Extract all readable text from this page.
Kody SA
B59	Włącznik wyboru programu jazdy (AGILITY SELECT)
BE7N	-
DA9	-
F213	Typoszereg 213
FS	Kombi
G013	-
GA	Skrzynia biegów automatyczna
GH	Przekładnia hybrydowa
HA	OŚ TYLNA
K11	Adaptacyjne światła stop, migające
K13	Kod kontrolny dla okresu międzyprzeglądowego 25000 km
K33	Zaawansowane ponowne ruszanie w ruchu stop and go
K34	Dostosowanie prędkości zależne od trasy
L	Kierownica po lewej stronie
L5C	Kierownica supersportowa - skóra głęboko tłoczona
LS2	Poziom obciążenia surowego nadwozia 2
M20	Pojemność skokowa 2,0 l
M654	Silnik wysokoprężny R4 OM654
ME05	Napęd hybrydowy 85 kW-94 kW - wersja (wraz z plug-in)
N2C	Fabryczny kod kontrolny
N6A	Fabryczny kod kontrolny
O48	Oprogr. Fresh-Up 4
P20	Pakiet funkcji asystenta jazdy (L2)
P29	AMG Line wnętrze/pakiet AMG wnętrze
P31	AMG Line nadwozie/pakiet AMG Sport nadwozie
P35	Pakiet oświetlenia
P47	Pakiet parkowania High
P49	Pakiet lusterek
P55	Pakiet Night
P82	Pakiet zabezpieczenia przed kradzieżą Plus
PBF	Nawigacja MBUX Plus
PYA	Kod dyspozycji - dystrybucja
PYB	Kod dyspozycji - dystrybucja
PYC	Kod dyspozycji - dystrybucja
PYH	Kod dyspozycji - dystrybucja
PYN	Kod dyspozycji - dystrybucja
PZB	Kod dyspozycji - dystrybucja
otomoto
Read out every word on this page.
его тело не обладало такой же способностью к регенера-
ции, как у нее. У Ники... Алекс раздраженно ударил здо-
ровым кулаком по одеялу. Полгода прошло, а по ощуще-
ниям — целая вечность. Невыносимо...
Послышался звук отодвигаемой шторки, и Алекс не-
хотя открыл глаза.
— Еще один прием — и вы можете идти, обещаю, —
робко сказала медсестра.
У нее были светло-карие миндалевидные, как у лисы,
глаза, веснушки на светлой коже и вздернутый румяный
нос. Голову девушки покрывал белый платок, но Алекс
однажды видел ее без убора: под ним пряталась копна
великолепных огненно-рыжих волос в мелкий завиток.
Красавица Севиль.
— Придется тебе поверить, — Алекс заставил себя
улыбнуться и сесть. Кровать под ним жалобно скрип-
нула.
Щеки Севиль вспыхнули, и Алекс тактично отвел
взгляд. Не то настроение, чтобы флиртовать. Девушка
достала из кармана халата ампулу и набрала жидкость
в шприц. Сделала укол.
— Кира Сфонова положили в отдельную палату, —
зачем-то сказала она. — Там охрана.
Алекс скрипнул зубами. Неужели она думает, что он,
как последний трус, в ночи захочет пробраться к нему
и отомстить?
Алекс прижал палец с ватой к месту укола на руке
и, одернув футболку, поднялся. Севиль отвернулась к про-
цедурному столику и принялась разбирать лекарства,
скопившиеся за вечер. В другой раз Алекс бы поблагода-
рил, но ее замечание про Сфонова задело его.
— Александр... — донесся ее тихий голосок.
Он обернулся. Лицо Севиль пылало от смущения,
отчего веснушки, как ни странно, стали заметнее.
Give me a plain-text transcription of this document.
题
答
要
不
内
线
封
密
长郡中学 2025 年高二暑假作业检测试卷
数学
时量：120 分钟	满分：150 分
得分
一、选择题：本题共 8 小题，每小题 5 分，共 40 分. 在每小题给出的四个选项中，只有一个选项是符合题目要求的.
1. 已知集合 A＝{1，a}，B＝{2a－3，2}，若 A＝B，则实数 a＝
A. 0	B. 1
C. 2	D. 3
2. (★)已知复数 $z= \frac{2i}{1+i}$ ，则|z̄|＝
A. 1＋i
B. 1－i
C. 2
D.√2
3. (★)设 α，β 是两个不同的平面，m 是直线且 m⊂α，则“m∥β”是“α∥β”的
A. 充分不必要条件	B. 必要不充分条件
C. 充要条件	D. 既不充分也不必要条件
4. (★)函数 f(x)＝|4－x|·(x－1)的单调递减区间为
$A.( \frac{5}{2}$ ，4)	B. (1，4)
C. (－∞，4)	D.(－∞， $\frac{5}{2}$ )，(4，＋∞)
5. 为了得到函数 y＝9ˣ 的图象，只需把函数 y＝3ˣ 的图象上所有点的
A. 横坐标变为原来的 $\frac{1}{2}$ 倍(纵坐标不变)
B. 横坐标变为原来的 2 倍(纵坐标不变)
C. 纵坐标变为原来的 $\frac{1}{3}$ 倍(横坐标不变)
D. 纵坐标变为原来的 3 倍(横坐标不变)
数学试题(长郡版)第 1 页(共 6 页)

▸ Problem requirements
Can you give every line above again, exactly as written?

▸ Full solution
Extract all readable text from this page.
Kody SA
B59	Włącznik wyboru programu jazdy (AGILITY SELECT)
BE7N	-
DA9	-
F213	Typoszereg 213
FS	Kombi
G013	-
GA	Skrzynia biegów automatyczna
GH	Przekładnia hybrydowa
HA	OŚ TYLNA
K11	Adaptacyjne światła stop, migające
K13	Kod kontrolny dla okresu międzyprzeglądowego 25000 km
K33	Zaawansowane ponowne ruszanie w ruchu stop and go
K34	Dostosowanie prędkości zależne od trasy
L	Kierownica po lewej stronie
L5C	Kierownica supersportowa - skóra głęboko tłoczona
LS2	Poziom obciążenia surowego nadwozia 2
M20	Pojemność skokowa 2,0 l
M654	Silnik wysokoprężny R4 OM654
ME05	Napęd hybrydowy 85 kW-94 kW - wersja (wraz z plug-in)
N2C	Fabryczny kod kontrolny
N6A	Fabryczny kod kontrolny
O48	Oprogr. Fresh-Up 4
P20	Pakiet funkcji asystenta jazdy (L2)
P29	AMG Line wnętrze/pakiet AMG wnętrze
P31	AMG Line nadwozie/pakiet AMG Sport nadwozie
P35	Pakiet oświetlenia
P47	Pakiet parkowania High
P49	Pakiet lusterek
P55	Pakiet Night
P82	Pakiet zabezpieczenia przed kradzieżą Plus
PBF	Nawigacja MBUX Plus
PYA	Kod dyspozycji - dystrybucja
PYB	Kod dyspozycji - dystrybucja
PYC	Kod dyspozycji - dystrybucja
PYH	Kod dyspozycji - dystrybucja
PYN	Kod dyspozycji - dystrybucja
PZB	Kod dyspozycji - dystrybucja
otomoto
Read out every word on this page.
его тело не обладало такой же способностью к регенера-
ции, как у нее. У Ники... Алекс раздраженно ударил здо-
ровым кулаком по одеялу. Полгода прошло, а по ощуще-
ниям — целая вечность. Невыносимо...
Послышался звук отодвигаемой шторки, и Алекс не-
хотя открыл глаза.
— Еще один прием — и вы можете идти, обещаю, —
робко сказала медсестра.
У нее были светло-карие миндалевидные, как у лисы,
глаза, веснушки на светлой коже и вздернутый румяный
нос. Голову девушки покрывал белый платок, но Алекс
однажды видел ее без убора: под ним пряталась копна
великолепных огненно-рыжих волос в мелкий завиток.
Красавица Севиль.
— Придется тебе поверить, — Алекс заставил себя
улыбнуться и сесть. Кровать под ним жалобно скрип-
нула.
Щеки Севиль вспыхнули, и Алекс тактично отвел
взгляд. Не то настроение, чтобы флиртовать. Девушка
достала из кармана халата ампулу и набрала жидкость
в шприц. Сделала укол.
— Кира Сфонова положили в отдельную палату, —
зачем-то сказала она. — Там охрана.
Алекс скрипнул зубами. Неужели она думает, что он,
как последний трус, в ночи захочет пробраться к нему
и отомстить?
Алекс прижал палец с ватой к месту укола на руке
и, одернув футболку, поднялся. Севиль отвернулась к про-
цедурному столику и принялась разбирать лекарства,
скопившиеся за вечер. В другой раз Алекс бы поблагода-
рил, но ее замечание про Сфонова задело его.
— Александр... — донесся ее тихий голосок.
Он обернулся. Лицо Севиль пылало от смущения,
отчего веснушки, как ни странно, стали заметнее.
Give me a plain-text transcription of this document.
题
答
要
不
内
线
封
密
长郡中学 2025 年高二暑假作业检测试卷
数学
时量：120 分钟	满分：150 分
得分
一、选择题：本题共 8 小题，每小题 5 分，共 40 分. 在每小题给出的四个选项中，只有一个选项是符合题目要求的.
1. 已知集合 A＝{1，a}，B＝{2a－3，2}，若 A＝B，则实数 a＝
A. 0	B. 1
C. 2	D. 3
2. (★)已知复数 $z= \frac{2i}{1+i}$ ，则|z̄|＝
A. 1＋i
B. 1－i
C. 2
D.√2
3. (★)设 α，β 是两个不同的平面，m 是直线且 m⊂α，则“m∥β”是“α∥β”的
A. 充分不必要条件	B. 必要不充分条件
C. 充要条件	D. 既不充分也不必要条件
4. (★)函数 f(x)＝|4－x|·(x－1)的单调递减区间为
$A.( \frac{5}{2}$ ，4)	B. (1，4)
C. (－∞，4)	D.(－∞， $\frac{5}{2}$ )，(4，＋∞)
5. 为了得到函数 y＝9ˣ 的图象，只需把函数 y＝3ˣ 的图象上所有点的
A. 横坐标变为原来的 $\frac{1}{2}$ 倍(纵坐标不变)
B. 横坐标变为原来的 2 倍(纵坐标不变)
C. 纵坐标变为原来的 $\frac{1}{3}$ 倍(横坐标不变)
D. 纵坐标变为原来的 3 倍(横坐标不变)
数学试题(长郡版)第 1 页(共 6 页)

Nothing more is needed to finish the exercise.